— START —

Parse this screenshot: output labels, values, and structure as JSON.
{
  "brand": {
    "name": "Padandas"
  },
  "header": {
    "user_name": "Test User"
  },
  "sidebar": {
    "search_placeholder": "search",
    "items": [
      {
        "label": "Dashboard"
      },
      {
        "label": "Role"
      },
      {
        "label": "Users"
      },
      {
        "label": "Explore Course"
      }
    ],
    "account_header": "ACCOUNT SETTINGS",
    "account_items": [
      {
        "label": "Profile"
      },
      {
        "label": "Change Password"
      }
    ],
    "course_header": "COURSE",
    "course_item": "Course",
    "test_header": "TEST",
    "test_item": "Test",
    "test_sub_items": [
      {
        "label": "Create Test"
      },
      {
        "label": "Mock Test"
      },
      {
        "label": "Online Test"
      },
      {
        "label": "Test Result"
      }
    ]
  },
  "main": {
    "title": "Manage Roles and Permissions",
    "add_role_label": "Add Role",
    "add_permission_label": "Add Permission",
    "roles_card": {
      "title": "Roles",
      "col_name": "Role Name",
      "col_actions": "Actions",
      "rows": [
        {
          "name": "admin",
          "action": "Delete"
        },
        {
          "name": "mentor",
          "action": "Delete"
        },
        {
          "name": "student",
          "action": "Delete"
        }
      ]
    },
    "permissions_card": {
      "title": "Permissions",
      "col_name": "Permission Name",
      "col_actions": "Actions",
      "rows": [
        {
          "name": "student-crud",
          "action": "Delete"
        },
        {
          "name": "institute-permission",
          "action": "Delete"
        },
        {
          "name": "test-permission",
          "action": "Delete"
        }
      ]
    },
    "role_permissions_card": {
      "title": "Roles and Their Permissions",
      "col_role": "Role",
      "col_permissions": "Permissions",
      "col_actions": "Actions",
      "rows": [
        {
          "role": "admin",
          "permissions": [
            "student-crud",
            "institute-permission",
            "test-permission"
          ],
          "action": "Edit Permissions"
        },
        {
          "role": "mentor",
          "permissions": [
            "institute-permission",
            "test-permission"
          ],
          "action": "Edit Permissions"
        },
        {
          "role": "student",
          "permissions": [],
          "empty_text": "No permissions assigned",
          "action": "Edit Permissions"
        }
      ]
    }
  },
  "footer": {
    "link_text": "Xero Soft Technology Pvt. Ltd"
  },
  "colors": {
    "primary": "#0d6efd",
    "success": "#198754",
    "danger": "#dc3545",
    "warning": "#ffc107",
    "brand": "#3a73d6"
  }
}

— END —

Aim>
Restate the whole listing exactly, leaving out nothing.

Solution for this problem>
Parse this screenshot: output labels, values, and structure as JSON.
{
  "brand": {
    "name": "Padandas"
  },
  "header": {
    "user_name": "Test User"
  },
  "sidebar": {
    "search_placeholder": "search",
    "items": [
      {
        "label": "Dashboard"
      },
      {
        "label": "Role"
      },
      {
        "label": "Users"
      },
      {
        "label": "Explore Course"
      }
    ],
    "account_header": "ACCOUNT SETTINGS",
    "account_items": [
      {
        "label": "Profile"
      },
      {
        "label": "Change Password"
      }
    ],
    "course_header": "COURSE",
    "course_item": "Course",
    "test_header": "TEST",
    "test_item": "Test",
    "test_sub_items": [
      {
        "label": "Create Test"
      },
      {
        "label": "Mock Test"
      },
      {
        "label": "Online Test"
      },
      {
        "label": "Test Result"
      }
    ]
  },
  "main": {
    "title": "Manage Roles and Permissions",
    "add_role_label": "Add Role",
    "add_permission_label": "Add Permission",
    "roles_card": {
      "title": "Roles",
      "col_name": "Role Name",
      "col_actions": "Actions",
      "rows": [
        {
          "name": "admin",
          "action": "Delete"
        },
        {
          "name": "mentor",
          "action": "Delete"
        },
        {
          "name": "student",
          "action": "Delete"
        }
      ]
    },
    "permissions_card": {
      "title": "Permissions",
      "col_name": "Permission Name",
      "col_actions": "Actions",
      "rows": [
        {
          "name": "student-crud",
          "action": "Delete"
        },
        {
          "name": "institute-permission",
          "action": "Delete"
        },
        {
          "name": "test-permission",
          "action": "Delete"
        }
      ]
    },
    "role_permissions_card": {
      "title": "Roles and Their Permissions",
      "col_role": "Role",
      "col_permissions": "Permissions",
      "col_actions": "Actions",
      "rows": [
        {
          "role": "admin",
          "permissions": [
            "student-crud",
            "institute-permission",
            "test-permission"
          ],
          "action": "Edit Permissions"
        },
        {
          "role": "mentor",
          "permissions": [
            "institute-permission",
            "test-permission"
          ],
          "action": "Edit Permissions"
        },
        {
          "role": "student",
          "permissions": [],
          "empty_text": "No permissions assigned",
          "action": "Edit Permissions"
        }
      ]
    }
  },
  "footer": {
    "link_text": "Xero Soft Technology Pvt. Ltd"
  },
  "colors": {
    "primary": "#0d6efd",
    "success": "#198754",
    "danger": "#dc3545",
    "warning": "#ffc107",
    "brand": "#3a73d6"
  }
}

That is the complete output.